YOUR TASK -
Repeat the whole listing exactly.

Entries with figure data
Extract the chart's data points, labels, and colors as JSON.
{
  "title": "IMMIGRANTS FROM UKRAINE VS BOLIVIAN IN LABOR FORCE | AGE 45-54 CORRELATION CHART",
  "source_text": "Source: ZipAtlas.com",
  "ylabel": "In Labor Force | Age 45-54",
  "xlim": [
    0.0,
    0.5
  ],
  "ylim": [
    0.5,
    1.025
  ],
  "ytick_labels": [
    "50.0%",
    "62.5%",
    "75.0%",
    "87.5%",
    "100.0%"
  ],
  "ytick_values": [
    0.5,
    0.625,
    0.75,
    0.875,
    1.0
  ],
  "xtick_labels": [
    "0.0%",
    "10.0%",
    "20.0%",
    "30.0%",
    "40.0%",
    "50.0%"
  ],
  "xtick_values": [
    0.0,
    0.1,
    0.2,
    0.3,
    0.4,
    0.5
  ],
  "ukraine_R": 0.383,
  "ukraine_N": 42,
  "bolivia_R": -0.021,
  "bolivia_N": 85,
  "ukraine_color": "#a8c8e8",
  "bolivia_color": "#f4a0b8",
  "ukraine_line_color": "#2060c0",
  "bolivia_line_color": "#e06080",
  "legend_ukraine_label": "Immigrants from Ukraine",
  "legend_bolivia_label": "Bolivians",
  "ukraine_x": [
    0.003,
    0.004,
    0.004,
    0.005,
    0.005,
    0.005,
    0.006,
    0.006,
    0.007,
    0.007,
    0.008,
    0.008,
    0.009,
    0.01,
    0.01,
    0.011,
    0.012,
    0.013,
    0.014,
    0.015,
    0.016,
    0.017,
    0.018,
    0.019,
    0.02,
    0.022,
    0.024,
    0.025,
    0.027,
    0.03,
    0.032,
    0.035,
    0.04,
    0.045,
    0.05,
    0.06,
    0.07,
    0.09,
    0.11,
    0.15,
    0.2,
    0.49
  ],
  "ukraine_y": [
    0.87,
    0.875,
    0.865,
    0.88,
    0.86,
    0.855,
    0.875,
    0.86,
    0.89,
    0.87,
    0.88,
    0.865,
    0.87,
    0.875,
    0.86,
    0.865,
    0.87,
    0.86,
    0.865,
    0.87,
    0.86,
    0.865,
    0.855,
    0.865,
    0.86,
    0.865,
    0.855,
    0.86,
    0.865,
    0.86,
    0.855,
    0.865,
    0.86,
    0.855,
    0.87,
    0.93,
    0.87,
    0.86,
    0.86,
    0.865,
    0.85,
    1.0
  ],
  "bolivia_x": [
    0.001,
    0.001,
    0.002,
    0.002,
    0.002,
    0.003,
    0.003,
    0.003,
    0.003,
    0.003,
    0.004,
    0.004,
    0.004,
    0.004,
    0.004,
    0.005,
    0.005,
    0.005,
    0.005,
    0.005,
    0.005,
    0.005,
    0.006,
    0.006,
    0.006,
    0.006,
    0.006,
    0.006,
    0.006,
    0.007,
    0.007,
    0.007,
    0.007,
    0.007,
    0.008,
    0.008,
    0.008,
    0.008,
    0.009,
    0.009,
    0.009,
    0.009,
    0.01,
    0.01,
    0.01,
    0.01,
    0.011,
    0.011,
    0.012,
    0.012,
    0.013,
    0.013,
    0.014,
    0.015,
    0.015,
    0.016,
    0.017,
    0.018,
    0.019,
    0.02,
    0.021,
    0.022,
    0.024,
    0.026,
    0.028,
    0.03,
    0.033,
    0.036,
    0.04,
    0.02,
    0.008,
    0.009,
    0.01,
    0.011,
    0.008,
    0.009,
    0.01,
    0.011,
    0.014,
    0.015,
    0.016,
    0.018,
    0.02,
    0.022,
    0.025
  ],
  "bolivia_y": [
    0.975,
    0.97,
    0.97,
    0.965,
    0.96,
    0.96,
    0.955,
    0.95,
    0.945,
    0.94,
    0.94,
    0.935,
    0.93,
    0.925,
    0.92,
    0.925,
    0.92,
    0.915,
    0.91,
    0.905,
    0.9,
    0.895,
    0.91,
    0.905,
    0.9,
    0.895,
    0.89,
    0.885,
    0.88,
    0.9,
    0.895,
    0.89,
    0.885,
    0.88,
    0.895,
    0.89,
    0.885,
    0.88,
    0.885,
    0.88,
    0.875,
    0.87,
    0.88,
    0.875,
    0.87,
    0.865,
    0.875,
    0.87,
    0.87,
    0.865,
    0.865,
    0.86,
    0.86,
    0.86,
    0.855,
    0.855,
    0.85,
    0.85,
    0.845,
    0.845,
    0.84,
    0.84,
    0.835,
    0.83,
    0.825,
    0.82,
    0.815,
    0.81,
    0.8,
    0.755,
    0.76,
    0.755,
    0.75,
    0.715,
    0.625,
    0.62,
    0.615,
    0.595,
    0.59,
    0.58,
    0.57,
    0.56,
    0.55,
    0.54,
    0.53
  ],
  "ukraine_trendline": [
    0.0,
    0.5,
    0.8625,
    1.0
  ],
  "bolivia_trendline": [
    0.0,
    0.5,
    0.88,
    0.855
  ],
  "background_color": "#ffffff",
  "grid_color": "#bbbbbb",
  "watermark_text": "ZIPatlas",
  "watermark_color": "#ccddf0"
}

SOLUTION TO THIS PROBLEM -
Extract the chart's data points, labels, and colors as JSON.
{
  "title": "IMMIGRANTS FROM UKRAINE VS BOLIVIAN IN LABOR FORCE | AGE 45-54 CORRELATION CHART",
  "source_text": "Source: ZipAtlas.com",
  "ylabel": "In Labor Force | Age 45-54",
  "xlim": [
    0.0,
    0.5
  ],
  "ylim": [
    0.5,
    1.025
  ],
  "ytick_labels": [
    "50.0%",
    "62.5%",
    "75.0%",
    "87.5%",
    "100.0%"
  ],
  "ytick_values": [
    0.5,
    0.625,
    0.75,
    0.875,
    1.0
  ],
  "xtick_labels": [
    "0.0%",
    "10.0%",
    "20.0%",
    "30.0%",
    "40.0%",
    "50.0%"
  ],
  "xtick_values": [
    0.0,
    0.1,
    0.2,
    0.3,
    0.4,
    0.5
  ],
  "ukraine_R": 0.383,
  "ukraine_N": 42,
  "bolivia_R": -0.021,
  "bolivia_N": 85,
  "ukraine_color": "#a8c8e8",
  "bolivia_color": "#f4a0b8",
  "ukraine_line_color": "#2060c0",
  "bolivia_line_color": "#e06080",
  "legend_ukraine_label": "Immigrants from Ukraine",
  "legend_bolivia_label": "Bolivians",
  "ukraine_x": [
    0.003,
    0.004,
    0.004,
    0.005,
    0.005,
    0.005,
    0.006,
    0.006,
    0.007,
    0.007,
    0.008,
    0.008,
    0.009,
    0.01,
    0.01,
    0.011,
    0.012,
    0.013,
    0.014,
    0.015,
    0.016,
    0.017,
    0.018,
    0.019,
    0.02,
    0.022,
    0.024,
    0.025,
    0.027,
    0.03,
    0.032,
    0.035,
    0.04,
    0.045,
    0.05,
    0.06,
    0.07,
    0.09,
    0.11,
    0.15,
    0.2,
    0.49
  ],
  "ukraine_y": [
    0.87,
    0.875,
    0.865,
    0.88,
    0.86,
    0.855,
    0.875,
    0.86,
    0.89,
    0.87,
    0.88,
    0.865,
    0.87,
    0.875,
    0.86,
    0.865,
    0.87,
    0.86,
    0.865,
    0.87,
    0.86,
    0.865,
    0.855,
    0.865,
    0.86,
    0.865,
    0.855,
    0.86,
    0.865,
    0.86,
    0.855,
    0.865,
    0.86,
    0.855,
    0.87,
    0.93,
    0.87,
    0.86,
    0.86,
    0.865,
    0.85,
    1.0
  ],
  "bolivia_x": [
    0.001,
    0.001,
    0.002,
    0.002,
    0.002,
    0.003,
    0.003,
    0.003,
    0.003,
    0.003,
    0.004,
    0.004,
    0.004,
    0.004,
    0.004,
    0.005,
    0.005,
    0.005,
    0.005,
    0.005,
    0.005,
    0.005,
    0.006,
    0.006,
    0.006,
    0.006,
    0.006,
    0.006,
    0.006,
    0.007,
    0.007,
    0.007,
    0.007,
    0.007,
    0.008,
    0.008,
    0.008,
    0.008,
    0.009,
    0.009,
    0.009,
    0.009,
    0.01,
    0.01,
    0.01,
    0.01,
    0.011,
    0.011,
    0.012,
    0.012,
    0.013,
    0.013,
    0.014,
    0.015,
    0.015,
    0.016,
    0.017,
    0.018,
    0.019,
    0.02,
    0.021,
    0.022,
    0.024,
    0.026,
    0.028,
    0.03,
    0.033,
    0.036,
    0.04,
    0.02,
    0.008,
    0.009,
    0.01,
    0.011,
    0.008,
    0.009,
    0.01,
    0.011,
    0.014,
    0.015,
    0.016,
    0.018,
    0.02,
    0.022,
    0.025
  ],
  "bolivia_y": [
    0.975,
    0.97,
    0.97,
    0.965,
    0.96,
    0.96,
    0.955,
    0.95,
    0.945,
    0.94,
    0.94,
    0.935,
    0.93,
    0.925,
    0.92,
    0.925,
    0.92,
    0.915,
    0.91,
    0.905,
    0.9,
    0.895,
    0.91,
    0.905,
    0.9,
    0.895,
    0.89,
    0.885,
    0.88,
    0.9,
    0.895,
    0.89,
    0.885,
    0.88,
    0.895,
    0.89,
    0.885,
    0.88,
    0.885,
    0.88,
    0.875,
    0.87,
    0.88,
    0.875,
    0.87,
    0.865,
    0.875,
    0.87,
    0.87,
    0.865,
    0.865,
    0.86,
    0.86,
    0.86,
    0.855,
    0.855,
    0.85,
    0.85,
    0.845,
    0.845,
    0.84,
    0.84,
    0.835,
    0.83,
    0.825,
    0.82,
    0.815,
    0.81,
    0.8,
    0.755,
    0.76,
    0.755,
    0.75,
    0.715,
    0.625,
    0.62,
    0.615,
    0.595,
    0.59,
    0.58,
    0.57,
    0.56,
    0.55,
    0.54,
    0.53
  ],
  "ukraine_trendline": [
    0.0,
    0.5,
    0.8625,
    1.0
  ],
  "bolivia_trendline": [
    0.0,
    0.5,
    0.88,
    0.855
  ],
  "background_color": "#ffffff",
  "grid_color": "#bbbbbb",
  "watermark_text": "ZIPatlas",
  "watermark_color": "#ccddf0"
}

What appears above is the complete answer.